Stored data entries
◆ ◆ ◆ ◆ ◆
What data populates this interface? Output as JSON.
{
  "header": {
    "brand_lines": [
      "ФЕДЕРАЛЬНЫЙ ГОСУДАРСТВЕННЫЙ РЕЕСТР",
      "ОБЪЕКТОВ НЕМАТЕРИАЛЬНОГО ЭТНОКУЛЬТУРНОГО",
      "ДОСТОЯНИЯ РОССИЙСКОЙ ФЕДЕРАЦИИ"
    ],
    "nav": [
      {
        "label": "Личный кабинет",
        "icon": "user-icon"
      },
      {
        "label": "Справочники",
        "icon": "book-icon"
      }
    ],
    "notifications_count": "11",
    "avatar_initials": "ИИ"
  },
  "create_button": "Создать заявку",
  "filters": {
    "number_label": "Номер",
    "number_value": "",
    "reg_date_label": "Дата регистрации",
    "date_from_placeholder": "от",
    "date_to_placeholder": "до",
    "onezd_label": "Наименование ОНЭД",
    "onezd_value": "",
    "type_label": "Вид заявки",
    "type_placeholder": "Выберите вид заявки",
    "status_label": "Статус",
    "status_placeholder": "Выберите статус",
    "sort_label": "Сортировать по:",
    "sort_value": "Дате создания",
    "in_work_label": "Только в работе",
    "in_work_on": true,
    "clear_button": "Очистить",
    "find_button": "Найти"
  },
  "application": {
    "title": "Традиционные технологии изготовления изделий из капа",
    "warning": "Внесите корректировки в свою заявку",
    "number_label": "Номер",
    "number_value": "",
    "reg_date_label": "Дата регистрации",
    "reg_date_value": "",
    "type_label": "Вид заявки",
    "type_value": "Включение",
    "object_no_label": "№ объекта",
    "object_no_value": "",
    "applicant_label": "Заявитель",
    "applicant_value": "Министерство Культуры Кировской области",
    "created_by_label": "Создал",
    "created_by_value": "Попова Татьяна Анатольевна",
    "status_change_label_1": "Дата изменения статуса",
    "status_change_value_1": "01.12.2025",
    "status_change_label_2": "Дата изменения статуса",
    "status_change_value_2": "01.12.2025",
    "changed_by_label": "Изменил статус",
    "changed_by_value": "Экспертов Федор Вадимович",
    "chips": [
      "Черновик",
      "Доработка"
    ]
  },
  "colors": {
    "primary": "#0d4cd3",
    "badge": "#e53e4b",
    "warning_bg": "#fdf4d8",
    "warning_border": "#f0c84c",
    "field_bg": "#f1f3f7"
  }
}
◆ ◆ ◆ ◆ ◆
Your task is to transcribe the listing above in full, exactly as given.

**Final answer**
What data populates this interface? Output as JSON.
{
  "header": {
    "brand_lines": [
      "ФЕДЕРАЛЬНЫЙ ГОСУДАРСТВЕННЫЙ РЕЕСТР",
      "ОБЪЕКТОВ НЕМАТЕРИАЛЬНОГО ЭТНОКУЛЬТУРНОГО",
      "ДОСТОЯНИЯ РОССИЙСКОЙ ФЕДЕРАЦИИ"
    ],
    "nav": [
      {
        "label": "Личный кабинет",
        "icon": "user-icon"
      },
      {
        "label": "Справочники",
        "icon": "book-icon"
      }
    ],
    "notifications_count": "11",
    "avatar_initials": "ИИ"
  },
  "create_button": "Создать заявку",
  "filters": {
    "number_label": "Номер",
    "number_value": "",
    "reg_date_label": "Дата регистрации",
    "date_from_placeholder": "от",
    "date_to_placeholder": "до",
    "onezd_label": "Наименование ОНЭД",
    "onezd_value": "",
    "type_label": "Вид заявки",
    "type_placeholder": "Выберите вид заявки",
    "status_label": "Статус",
    "status_placeholder": "Выберите статус",
    "sort_label": "Сортировать по:",
    "sort_value": "Дате создания",
    "in_work_label": "Только в работе",
    "in_work_on": true,
    "clear_button": "Очистить",
    "find_button": "Найти"
  },
  "application": {
    "title": "Традиционные технологии изготовления изделий из капа",
    "warning": "Внесите корректировки в свою заявку",
    "number_label": "Номер",
    "number_value": "",
    "reg_date_label": "Дата регистрации",
    "reg_date_value": "",
    "type_label": "Вид заявки",
    "type_value": "Включение",
    "object_no_label": "№ объекта",
    "object_no_value": "",
    "applicant_label": "Заявитель",
    "applicant_value": "Министерство Культуры Кировской области",
    "created_by_label": "Создал",
    "created_by_value": "Попова Татьяна Анатольевна",
    "status_change_label_1": "Дата изменения статуса",
    "status_change_value_1": "01.12.2025",
    "status_change_label_2": "Дата изменения статуса",
    "status_change_value_2": "01.12.2025",
    "changed_by_label": "Изменил статус",
    "changed_by_value": "Экспертов Федор Вадимович",
    "chips": [
      "Черновик",
      "Доработка"
    ]
  },
  "colors": {
    "primary": "#0d4cd3",
    "badge": "#e53e4b",
    "warning_bg": "#fdf4d8",
    "warning_border": "#f0c84c",
    "field_bg": "#f1f3f7"
  }
}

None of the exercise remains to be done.